* **What needs to be done**
Copy out, without any change, everything from the very start of the data down to the line containing "59, 111, 74]", with that line included. Give only those lines.
-*-
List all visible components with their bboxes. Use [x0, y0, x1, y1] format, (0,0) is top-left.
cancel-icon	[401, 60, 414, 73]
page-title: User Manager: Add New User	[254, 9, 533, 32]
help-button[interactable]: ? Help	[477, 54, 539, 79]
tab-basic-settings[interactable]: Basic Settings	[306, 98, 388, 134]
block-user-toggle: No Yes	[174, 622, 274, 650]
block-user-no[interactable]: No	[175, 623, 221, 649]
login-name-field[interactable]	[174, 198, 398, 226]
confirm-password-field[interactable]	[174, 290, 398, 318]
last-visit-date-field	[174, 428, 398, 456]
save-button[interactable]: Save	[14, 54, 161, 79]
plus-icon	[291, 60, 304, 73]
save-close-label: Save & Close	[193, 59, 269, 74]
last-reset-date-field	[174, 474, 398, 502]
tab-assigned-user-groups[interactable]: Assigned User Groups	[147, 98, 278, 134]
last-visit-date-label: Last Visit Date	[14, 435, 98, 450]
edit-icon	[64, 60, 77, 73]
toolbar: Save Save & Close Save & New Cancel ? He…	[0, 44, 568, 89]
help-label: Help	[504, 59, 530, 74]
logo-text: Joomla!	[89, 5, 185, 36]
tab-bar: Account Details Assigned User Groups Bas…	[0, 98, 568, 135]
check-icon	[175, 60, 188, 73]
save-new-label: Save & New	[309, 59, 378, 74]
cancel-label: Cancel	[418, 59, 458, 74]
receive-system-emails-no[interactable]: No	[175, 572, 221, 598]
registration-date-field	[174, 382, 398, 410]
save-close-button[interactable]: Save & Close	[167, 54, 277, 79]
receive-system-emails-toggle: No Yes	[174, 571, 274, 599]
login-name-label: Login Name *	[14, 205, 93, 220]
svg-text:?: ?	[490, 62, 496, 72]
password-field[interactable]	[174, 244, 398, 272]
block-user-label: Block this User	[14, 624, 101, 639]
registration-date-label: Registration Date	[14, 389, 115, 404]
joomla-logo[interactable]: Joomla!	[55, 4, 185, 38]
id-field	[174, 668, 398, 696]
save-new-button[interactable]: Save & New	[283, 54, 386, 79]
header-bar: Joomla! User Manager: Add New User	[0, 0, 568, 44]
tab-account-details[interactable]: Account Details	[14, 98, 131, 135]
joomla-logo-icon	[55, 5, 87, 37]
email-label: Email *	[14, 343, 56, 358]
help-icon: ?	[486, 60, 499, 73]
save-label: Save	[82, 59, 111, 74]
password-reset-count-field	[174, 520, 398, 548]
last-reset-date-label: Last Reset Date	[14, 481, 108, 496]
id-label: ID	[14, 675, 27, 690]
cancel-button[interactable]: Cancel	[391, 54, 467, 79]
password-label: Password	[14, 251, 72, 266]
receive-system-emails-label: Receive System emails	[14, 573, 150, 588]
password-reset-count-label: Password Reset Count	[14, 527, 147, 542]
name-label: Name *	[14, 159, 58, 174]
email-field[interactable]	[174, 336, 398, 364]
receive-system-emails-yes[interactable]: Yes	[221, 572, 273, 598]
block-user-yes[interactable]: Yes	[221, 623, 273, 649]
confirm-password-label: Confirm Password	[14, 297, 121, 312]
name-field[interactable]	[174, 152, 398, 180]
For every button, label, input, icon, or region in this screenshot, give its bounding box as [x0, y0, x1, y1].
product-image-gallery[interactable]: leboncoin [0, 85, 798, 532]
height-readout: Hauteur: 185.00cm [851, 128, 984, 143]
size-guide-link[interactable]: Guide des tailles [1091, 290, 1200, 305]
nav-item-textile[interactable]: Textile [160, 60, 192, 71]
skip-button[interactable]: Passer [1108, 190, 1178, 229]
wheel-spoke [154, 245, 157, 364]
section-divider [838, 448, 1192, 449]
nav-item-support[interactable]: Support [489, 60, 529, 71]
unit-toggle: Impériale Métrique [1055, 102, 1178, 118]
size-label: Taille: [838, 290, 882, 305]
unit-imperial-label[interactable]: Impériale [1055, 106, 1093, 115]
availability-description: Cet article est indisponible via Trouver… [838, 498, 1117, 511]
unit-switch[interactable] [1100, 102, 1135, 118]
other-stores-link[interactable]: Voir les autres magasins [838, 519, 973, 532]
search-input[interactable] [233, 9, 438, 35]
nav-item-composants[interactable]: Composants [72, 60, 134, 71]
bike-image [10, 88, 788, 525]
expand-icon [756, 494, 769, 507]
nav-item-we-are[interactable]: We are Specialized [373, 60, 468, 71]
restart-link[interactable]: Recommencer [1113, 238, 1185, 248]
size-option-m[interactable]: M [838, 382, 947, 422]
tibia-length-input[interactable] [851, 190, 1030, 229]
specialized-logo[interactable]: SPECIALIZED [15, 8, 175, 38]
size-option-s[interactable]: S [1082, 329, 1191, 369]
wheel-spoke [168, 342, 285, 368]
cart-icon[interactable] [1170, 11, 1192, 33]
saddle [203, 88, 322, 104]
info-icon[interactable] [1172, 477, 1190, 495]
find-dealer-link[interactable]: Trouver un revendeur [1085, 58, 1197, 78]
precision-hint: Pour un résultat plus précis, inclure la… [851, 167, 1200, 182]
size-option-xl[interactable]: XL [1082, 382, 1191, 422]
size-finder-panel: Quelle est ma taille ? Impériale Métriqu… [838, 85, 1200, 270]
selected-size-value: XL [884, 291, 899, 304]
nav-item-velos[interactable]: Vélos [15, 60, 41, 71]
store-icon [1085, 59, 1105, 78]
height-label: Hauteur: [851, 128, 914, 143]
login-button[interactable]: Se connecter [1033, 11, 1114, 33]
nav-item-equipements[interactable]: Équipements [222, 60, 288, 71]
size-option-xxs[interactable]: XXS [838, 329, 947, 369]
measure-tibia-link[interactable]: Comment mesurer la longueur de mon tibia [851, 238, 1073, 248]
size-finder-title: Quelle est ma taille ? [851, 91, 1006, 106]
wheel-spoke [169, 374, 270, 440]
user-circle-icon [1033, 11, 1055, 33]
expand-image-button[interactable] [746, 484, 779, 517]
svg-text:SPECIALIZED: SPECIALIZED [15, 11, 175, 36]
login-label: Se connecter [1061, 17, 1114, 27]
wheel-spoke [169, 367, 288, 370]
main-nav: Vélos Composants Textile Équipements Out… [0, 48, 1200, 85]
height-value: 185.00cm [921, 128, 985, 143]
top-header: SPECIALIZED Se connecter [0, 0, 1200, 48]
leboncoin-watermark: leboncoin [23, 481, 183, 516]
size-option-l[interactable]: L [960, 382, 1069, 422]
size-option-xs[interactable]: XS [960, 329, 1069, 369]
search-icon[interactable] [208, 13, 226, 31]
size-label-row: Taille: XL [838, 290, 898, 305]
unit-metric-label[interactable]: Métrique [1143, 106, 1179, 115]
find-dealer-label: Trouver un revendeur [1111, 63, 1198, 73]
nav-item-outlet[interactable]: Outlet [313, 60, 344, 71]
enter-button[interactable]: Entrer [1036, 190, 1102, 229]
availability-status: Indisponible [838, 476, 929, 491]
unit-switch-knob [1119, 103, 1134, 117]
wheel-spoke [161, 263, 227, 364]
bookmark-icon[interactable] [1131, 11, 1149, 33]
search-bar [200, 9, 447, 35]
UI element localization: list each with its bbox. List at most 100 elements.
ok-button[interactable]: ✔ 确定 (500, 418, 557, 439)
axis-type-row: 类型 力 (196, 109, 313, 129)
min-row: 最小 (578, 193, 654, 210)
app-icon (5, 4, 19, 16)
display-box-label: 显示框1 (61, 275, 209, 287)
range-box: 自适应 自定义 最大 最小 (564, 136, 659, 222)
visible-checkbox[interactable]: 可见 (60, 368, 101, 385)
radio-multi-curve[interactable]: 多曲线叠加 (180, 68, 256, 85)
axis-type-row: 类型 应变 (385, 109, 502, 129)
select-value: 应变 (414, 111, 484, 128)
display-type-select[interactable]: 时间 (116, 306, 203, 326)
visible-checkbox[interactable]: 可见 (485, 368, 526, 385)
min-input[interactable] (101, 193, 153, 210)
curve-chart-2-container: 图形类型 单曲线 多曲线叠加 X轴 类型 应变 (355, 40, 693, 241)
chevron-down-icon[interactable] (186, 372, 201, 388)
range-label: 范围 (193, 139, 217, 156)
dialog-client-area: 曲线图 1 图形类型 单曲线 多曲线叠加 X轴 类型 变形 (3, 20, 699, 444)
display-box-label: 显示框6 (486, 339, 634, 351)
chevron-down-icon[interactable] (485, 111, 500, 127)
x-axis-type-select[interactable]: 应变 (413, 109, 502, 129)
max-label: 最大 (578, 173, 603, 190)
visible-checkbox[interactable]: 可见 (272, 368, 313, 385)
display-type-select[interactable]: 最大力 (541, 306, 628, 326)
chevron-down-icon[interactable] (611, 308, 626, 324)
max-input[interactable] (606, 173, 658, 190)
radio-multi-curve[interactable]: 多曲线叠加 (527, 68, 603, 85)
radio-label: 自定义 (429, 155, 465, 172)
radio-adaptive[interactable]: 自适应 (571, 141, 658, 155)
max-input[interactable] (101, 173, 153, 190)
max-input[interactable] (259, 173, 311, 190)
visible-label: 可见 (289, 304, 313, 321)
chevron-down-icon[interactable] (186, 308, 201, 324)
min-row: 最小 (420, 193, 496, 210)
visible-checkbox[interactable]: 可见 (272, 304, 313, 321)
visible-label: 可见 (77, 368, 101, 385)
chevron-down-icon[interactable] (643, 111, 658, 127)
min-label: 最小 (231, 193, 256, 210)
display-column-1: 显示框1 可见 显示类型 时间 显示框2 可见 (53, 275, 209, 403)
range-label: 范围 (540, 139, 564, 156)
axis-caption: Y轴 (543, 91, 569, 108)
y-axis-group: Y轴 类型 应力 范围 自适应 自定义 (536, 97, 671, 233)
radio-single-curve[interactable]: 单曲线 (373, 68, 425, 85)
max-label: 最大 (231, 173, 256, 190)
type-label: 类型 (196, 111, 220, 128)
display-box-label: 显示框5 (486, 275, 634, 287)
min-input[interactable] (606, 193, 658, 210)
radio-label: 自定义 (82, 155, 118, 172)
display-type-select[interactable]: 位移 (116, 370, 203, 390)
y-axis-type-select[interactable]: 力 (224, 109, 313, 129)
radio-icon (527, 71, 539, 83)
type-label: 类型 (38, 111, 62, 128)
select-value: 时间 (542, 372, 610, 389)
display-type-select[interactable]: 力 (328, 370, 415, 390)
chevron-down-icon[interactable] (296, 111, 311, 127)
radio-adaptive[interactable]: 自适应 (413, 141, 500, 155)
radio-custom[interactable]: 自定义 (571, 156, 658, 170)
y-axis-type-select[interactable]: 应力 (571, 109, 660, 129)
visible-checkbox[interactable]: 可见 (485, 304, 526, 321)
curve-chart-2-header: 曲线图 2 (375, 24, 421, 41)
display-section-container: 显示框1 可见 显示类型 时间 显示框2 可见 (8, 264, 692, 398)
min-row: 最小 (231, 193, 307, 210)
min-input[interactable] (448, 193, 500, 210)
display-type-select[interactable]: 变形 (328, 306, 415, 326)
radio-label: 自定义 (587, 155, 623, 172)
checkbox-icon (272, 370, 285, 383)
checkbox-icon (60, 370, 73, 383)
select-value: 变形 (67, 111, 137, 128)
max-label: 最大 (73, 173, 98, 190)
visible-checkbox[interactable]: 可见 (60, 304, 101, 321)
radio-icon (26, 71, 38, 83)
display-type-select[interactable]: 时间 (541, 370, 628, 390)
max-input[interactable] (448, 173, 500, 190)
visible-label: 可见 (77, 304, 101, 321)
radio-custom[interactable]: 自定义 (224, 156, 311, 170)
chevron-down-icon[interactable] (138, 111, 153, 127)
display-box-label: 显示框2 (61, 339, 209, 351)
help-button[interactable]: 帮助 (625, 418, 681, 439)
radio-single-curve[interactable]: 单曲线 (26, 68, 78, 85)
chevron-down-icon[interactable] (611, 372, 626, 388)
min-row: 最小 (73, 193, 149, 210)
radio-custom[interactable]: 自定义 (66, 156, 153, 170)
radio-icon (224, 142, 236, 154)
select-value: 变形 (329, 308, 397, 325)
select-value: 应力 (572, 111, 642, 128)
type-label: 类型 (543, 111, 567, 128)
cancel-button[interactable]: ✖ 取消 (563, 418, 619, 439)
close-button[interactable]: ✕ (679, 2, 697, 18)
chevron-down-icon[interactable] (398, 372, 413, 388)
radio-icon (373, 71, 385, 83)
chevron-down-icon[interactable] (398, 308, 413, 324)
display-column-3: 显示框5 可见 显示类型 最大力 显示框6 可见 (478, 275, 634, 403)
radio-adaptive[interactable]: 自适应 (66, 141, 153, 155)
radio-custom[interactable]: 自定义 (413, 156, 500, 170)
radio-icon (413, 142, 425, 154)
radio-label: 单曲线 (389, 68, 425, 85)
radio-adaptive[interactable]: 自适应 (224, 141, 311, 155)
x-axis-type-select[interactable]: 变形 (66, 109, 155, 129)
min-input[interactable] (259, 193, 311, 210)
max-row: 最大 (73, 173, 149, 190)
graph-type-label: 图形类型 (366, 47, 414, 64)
-*-
* **Task solution**
List all visible components with their bboxes. Use [x0, y0, x1, y1] format, (0,0) is top-left.
cancel-icon	[401, 60, 414, 73]
page-title: User Manager: Add New User	[254, 9, 533, 32]
help-button[interactable]: ? Help	[477, 54, 539, 79]
tab-basic-settings[interactable]: Basic Settings	[306, 98, 388, 134]
block-user-toggle: No Yes	[174, 622, 274, 650]
block-user-no[interactable]: No	[175, 623, 221, 649]
login-name-field[interactable]	[174, 198, 398, 226]
confirm-password-field[interactable]	[174, 290, 398, 318]
last-visit-date-field	[174, 428, 398, 456]
save-button[interactable]: Save	[14, 54, 161, 79]
plus-icon	[291, 60, 304, 73]
save-close-label: Save & Close	[193, 59, 269, 74]
last-reset-date-field	[174, 474, 398, 502]
tab-assigned-user-groups[interactable]: Assigned User Groups	[147, 98, 278, 134]
last-visit-date-label: Last Visit Date	[14, 435, 98, 450]
edit-icon	[64, 60, 77, 73]
toolbar: Save Save & Close Save & New Cancel ? He…	[0, 44, 568, 89]
help-label: Help	[504, 59, 530, 74]
logo-text: Joomla!	[89, 5, 185, 36]
tab-bar: Account Details Assigned User Groups Bas…	[0, 98, 568, 135]
check-icon	[175, 60, 188, 73]
save-new-label: Save & New	[309, 59, 378, 74]
cancel-label: Cancel	[418, 59, 458, 74]
receive-system-emails-no[interactable]: No	[175, 572, 221, 598]
registration-date-field	[174, 382, 398, 410]
save-close-button[interactable]: Save & Close	[167, 54, 277, 79]
receive-system-emails-toggle: No Yes	[174, 571, 274, 599]
login-name-label: Login Name *	[14, 205, 93, 220]
svg-text:?: ?	[490, 62, 496, 72]
password-field[interactable]	[174, 244, 398, 272]
block-user-label: Block this User	[14, 624, 101, 639]
registration-date-label: Registration Date	[14, 389, 115, 404]
joomla-logo[interactable]: Joomla!	[55, 4, 185, 38]
id-field	[174, 668, 398, 696]
save-new-button[interactable]: Save & New	[283, 54, 386, 79]
header-bar: Joomla! User Manager: Add New User	[0, 0, 568, 44]
tab-account-details[interactable]: Account Details	[14, 98, 131, 135]
joomla-logo-icon	[55, 5, 87, 37]
email-label: Email *	[14, 343, 56, 358]
help-icon: ?	[486, 60, 499, 73]
save-label: Save	[82, 59, 111, 74]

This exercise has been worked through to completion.